▶ **Exercise**
Write out every line below that includes the word "ylabel".

Part of a data file:
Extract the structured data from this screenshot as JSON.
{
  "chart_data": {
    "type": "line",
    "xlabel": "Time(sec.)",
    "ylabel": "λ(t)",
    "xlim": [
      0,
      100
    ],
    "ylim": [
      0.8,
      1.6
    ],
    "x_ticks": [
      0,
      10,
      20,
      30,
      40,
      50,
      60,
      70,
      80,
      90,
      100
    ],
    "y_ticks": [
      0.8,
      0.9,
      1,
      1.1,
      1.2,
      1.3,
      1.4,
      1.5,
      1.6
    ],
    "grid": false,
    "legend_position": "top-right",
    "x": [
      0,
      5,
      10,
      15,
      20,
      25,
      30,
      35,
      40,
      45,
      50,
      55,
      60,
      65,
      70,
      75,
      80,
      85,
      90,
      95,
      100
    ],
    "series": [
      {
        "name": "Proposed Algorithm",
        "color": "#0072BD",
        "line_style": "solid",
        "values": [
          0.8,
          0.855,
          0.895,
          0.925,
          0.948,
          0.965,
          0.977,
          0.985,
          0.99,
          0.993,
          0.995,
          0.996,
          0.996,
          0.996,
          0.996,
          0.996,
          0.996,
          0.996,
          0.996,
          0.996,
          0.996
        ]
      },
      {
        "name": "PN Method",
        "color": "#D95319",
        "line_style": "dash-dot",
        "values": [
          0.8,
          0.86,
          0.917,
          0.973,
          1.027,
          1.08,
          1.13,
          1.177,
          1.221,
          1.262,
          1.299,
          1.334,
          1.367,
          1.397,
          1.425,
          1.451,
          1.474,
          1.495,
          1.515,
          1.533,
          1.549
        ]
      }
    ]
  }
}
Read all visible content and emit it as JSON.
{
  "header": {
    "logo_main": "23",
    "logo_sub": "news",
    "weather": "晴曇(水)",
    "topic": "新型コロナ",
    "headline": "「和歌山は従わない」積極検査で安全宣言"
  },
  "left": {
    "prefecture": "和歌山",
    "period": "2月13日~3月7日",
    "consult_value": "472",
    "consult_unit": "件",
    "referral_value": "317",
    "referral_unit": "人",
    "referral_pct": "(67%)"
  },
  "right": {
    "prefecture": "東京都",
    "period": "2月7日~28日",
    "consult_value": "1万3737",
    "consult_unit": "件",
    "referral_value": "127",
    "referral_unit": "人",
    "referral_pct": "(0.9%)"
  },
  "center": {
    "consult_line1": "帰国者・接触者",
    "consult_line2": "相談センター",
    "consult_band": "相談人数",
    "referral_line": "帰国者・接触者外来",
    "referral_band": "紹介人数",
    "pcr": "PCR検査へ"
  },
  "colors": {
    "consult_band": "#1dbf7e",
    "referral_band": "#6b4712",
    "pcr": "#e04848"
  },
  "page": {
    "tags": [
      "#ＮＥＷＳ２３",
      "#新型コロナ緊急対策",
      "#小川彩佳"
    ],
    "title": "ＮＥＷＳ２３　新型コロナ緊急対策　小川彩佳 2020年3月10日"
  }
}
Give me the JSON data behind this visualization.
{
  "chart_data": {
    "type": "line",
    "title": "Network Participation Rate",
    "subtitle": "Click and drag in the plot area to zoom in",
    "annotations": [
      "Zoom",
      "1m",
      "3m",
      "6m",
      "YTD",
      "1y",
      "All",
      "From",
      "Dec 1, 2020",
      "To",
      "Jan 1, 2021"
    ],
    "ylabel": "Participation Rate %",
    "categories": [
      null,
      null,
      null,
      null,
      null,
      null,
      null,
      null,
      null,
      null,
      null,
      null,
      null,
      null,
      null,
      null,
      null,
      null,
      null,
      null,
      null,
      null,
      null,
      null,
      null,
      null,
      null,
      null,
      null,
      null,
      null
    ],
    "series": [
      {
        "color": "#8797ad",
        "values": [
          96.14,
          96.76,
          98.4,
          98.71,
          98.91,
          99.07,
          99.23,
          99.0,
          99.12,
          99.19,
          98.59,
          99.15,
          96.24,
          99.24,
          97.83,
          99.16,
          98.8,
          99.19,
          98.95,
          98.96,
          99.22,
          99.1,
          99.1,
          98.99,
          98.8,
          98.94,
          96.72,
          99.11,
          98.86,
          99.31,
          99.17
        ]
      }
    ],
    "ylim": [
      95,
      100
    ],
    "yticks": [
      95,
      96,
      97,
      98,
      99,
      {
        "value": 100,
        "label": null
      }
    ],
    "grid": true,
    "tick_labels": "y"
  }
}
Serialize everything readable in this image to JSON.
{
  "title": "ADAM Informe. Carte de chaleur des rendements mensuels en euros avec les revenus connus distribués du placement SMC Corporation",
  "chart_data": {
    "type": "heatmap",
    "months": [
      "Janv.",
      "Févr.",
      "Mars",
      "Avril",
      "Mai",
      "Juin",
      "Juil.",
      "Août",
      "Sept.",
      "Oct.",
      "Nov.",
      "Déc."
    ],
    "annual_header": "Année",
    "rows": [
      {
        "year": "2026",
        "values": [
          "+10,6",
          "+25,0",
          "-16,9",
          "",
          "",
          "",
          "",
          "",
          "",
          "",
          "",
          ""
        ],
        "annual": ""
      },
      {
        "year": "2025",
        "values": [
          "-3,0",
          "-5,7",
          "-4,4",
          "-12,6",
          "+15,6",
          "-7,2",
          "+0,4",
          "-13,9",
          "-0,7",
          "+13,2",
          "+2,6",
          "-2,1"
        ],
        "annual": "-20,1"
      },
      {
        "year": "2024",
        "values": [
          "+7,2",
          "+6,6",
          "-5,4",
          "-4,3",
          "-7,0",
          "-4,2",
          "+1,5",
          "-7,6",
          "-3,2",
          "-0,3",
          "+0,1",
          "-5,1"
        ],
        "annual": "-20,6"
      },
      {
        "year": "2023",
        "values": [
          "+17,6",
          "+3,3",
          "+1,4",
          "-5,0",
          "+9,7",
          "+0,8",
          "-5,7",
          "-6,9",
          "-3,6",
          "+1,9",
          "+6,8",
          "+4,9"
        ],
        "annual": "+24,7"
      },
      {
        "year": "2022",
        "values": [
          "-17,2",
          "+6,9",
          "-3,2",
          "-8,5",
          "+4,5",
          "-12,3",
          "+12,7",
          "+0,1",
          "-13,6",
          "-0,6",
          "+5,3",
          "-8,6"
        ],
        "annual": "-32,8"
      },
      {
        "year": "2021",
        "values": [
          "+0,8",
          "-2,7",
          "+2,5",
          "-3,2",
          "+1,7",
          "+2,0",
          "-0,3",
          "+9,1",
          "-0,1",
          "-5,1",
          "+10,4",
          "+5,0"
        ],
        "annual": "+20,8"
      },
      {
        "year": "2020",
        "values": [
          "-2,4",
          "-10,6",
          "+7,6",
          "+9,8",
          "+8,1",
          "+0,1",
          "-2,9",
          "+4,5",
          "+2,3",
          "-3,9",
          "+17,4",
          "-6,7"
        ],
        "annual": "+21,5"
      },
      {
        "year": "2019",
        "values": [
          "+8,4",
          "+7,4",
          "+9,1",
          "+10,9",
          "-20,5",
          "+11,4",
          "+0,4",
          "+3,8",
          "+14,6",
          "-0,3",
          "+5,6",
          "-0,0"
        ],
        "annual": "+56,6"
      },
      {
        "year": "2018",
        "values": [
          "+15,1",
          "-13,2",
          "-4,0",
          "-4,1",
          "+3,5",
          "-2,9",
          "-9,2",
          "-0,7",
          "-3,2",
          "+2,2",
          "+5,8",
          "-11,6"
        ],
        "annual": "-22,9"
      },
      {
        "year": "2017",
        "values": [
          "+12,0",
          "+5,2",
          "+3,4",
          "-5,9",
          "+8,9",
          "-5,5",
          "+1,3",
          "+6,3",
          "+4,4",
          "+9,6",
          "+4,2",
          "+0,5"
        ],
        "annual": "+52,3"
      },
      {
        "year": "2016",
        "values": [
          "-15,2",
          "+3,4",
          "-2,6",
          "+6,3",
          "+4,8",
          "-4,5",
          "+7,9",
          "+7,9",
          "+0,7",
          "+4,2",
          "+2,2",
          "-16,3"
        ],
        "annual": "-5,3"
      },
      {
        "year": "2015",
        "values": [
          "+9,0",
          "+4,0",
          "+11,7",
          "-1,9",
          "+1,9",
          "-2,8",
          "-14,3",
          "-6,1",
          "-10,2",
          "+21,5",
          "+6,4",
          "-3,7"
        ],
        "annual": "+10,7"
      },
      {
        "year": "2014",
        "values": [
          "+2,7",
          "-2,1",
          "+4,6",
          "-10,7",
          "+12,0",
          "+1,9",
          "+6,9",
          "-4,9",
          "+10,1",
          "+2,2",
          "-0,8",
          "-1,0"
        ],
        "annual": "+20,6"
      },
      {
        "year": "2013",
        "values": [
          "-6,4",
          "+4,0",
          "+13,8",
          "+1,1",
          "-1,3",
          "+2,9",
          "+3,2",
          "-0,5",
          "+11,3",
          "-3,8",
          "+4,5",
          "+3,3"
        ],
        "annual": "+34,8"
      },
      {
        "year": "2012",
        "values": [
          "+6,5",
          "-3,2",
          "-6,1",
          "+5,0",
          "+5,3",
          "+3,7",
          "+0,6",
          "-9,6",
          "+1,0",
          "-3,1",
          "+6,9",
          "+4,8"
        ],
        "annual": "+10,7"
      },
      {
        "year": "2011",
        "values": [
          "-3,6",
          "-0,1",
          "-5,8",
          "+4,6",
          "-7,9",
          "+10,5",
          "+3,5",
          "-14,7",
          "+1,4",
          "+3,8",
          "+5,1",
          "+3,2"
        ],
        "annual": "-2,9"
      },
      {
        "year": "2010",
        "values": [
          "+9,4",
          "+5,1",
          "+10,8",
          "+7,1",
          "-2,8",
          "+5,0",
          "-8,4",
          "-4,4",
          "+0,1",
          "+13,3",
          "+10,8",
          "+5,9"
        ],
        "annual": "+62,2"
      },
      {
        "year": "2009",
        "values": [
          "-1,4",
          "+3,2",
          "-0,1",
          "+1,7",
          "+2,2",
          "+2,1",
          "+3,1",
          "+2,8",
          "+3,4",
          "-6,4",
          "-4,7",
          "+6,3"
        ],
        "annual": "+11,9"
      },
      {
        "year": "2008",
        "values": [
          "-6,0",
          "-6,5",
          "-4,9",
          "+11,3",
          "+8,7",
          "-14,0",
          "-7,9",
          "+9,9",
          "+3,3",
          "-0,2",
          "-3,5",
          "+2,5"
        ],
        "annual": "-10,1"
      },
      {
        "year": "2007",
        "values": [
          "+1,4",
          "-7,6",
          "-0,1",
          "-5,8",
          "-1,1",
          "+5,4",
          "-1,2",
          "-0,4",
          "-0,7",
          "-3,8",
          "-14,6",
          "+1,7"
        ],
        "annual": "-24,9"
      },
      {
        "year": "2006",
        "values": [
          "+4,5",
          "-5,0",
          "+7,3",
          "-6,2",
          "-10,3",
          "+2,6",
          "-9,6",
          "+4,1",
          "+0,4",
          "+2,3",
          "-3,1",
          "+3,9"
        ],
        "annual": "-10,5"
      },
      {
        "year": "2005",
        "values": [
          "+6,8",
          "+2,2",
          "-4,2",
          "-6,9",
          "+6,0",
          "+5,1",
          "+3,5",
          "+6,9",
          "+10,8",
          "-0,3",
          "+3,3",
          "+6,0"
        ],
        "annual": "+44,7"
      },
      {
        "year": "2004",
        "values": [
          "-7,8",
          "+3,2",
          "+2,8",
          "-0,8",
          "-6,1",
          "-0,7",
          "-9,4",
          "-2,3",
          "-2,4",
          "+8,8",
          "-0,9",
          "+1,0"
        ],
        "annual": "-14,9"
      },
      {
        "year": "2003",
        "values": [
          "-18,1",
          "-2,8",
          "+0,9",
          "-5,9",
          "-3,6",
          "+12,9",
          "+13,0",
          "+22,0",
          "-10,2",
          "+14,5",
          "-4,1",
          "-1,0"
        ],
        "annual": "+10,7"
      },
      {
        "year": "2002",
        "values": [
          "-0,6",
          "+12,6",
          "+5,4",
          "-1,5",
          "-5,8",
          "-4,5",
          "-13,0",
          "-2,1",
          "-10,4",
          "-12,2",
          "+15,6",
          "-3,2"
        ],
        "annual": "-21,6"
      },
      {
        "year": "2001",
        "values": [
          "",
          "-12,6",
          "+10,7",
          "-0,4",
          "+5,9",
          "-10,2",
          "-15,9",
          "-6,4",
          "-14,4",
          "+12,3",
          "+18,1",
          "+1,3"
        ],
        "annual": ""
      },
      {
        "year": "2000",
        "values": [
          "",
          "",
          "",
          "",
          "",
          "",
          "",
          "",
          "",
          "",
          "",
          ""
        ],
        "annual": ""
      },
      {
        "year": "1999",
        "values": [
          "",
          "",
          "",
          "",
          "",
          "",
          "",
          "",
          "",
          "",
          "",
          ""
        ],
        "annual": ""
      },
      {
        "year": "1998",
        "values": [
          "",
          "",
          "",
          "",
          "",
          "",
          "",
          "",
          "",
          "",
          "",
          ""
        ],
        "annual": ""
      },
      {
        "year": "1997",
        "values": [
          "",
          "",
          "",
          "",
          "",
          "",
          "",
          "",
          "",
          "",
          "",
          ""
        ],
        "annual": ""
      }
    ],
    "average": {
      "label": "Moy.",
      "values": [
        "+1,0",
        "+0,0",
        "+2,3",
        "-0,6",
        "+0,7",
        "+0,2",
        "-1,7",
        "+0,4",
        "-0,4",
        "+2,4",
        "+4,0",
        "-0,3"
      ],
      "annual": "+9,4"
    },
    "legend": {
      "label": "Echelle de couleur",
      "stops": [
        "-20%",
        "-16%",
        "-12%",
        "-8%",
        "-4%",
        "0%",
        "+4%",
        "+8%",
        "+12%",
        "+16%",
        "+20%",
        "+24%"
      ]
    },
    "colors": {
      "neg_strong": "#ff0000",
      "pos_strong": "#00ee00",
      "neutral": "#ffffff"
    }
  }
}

▶ **Reply to the exercise**
    "ylabel": "λ(t)",
    "ylabel": "Participation Rate %",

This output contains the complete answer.